**Objective:** Render every line of the entries below as a numbered list, skipping blank lines and leaving out the pictures.

**Extracted entries:**
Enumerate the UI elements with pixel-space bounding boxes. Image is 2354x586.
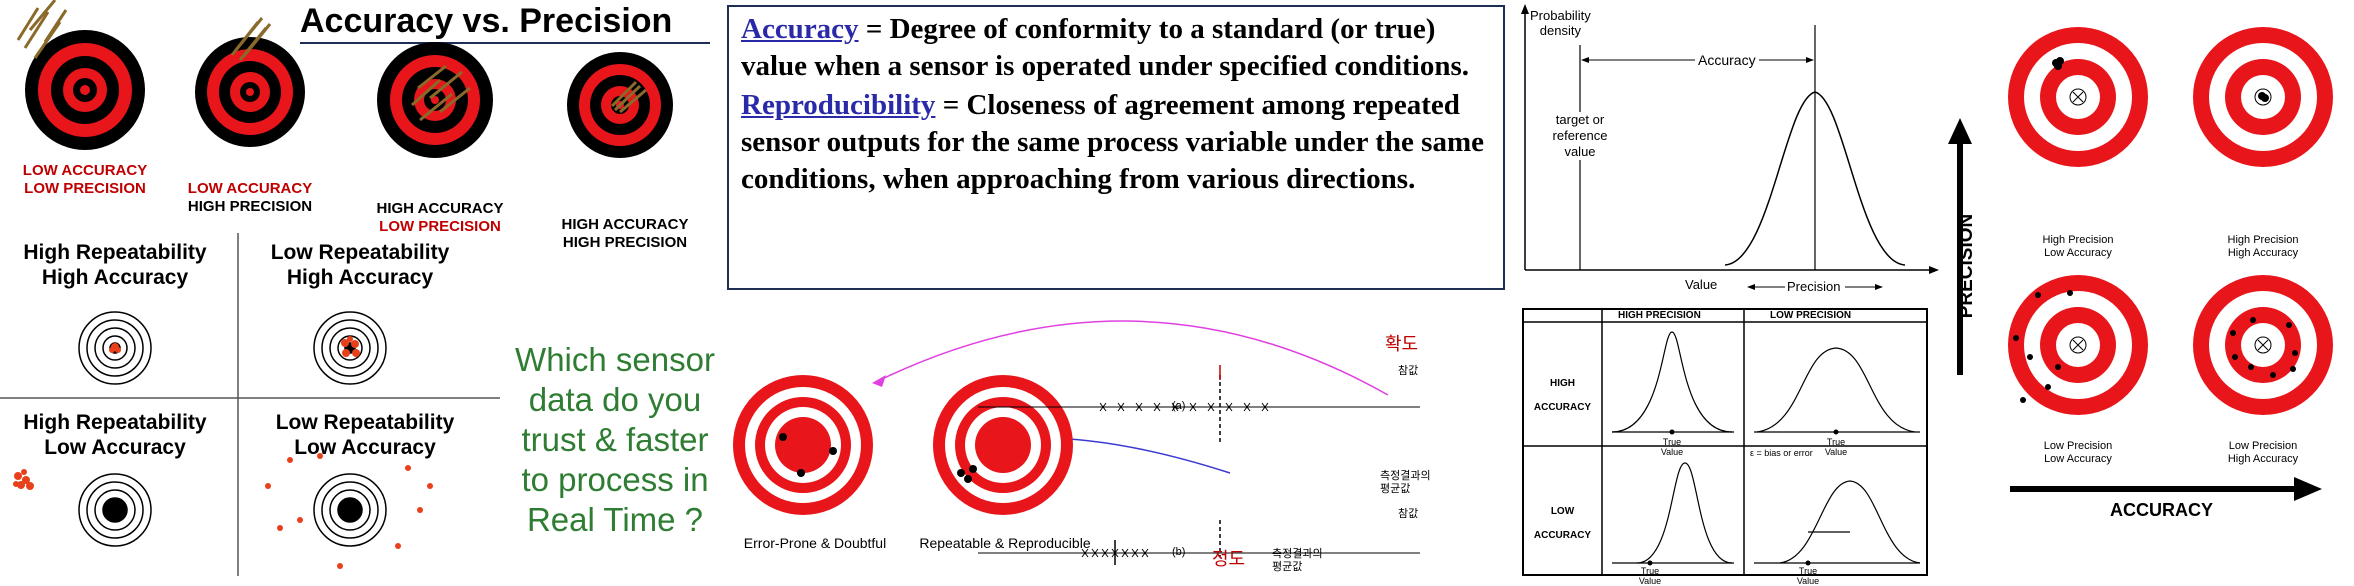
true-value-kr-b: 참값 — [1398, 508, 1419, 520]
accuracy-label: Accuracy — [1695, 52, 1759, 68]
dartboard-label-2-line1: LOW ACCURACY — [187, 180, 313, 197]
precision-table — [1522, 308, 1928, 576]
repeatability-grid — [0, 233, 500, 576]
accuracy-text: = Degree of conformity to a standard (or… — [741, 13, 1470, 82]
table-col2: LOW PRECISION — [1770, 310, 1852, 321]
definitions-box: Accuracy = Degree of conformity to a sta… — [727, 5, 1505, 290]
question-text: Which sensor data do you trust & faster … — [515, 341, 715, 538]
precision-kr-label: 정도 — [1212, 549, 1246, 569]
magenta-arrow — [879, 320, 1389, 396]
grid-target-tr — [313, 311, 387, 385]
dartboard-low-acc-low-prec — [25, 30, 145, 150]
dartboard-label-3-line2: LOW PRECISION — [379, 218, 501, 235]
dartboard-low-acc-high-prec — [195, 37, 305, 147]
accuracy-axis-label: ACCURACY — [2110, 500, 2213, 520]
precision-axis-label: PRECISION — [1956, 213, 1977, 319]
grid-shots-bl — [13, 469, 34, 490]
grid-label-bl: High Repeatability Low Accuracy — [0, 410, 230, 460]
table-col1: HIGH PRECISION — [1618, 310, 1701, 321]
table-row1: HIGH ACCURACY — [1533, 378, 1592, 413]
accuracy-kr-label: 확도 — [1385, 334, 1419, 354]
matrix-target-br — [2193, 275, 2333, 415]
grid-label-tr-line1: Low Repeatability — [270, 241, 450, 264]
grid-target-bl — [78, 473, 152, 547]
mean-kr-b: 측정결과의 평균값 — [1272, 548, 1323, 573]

**The response:**
1. Enumerate the UI elements with pixel-space bounding boxes. Image is 2354x586.
2. true-value-kr-b: 참값 — [1398, 508, 1419, 520]
3. accuracy-label: Accuracy — [1695, 52, 1759, 68]
4. dartboard-label-2-line1: LOW ACCURACY — [187, 180, 313, 197]
5. precision-table — [1522, 308, 1928, 576]
6. repeatability-grid — [0, 233, 500, 576]
7. accuracy-text: = Degree of conformity to a standard (or… — [741, 13, 1470, 82]
8. table-col2: LOW PRECISION — [1770, 310, 1852, 321]
9. definitions-box: Accuracy = Degree of conformity to a sta… — [727, 5, 1505, 290]
10. question-text: Which sensor data do you trust & faster … — [515, 341, 715, 538]
11. precision-kr-label: 정도 — [1212, 549, 1246, 569]
12. magenta-arrow — [879, 320, 1389, 396]
13. grid-target-tr — [313, 311, 387, 385]
14. dartboard-low-acc-low-prec — [25, 30, 145, 150]
15. dartboard-label-3-line2: LOW PRECISION — [379, 218, 501, 235]
16. dartboard-low-acc-high-prec — [195, 37, 305, 147]
17. accuracy-axis-label: ACCURACY — [2110, 500, 2213, 520]
18. precision-axis-label: PRECISION — [1956, 213, 1977, 319]
19. grid-shots-bl — [13, 469, 34, 490]
20. grid-label-bl: High Repeatability Low Accuracy — [0, 410, 230, 460]
21. table-col1: HIGH PRECISION — [1618, 310, 1701, 321]
22. table-row1: HIGH ACCURACY — [1533, 378, 1592, 413]
23. accuracy-kr-label: 확도 — [1385, 334, 1419, 354]
24. matrix-target-br — [2193, 275, 2333, 415]
25. grid-label-tr-line1: Low Repeatability — [270, 241, 450, 264]
26. grid-target-bl — [78, 473, 152, 547]
27. mean-kr-b: 측정결과의 평균값 — [1272, 548, 1323, 573]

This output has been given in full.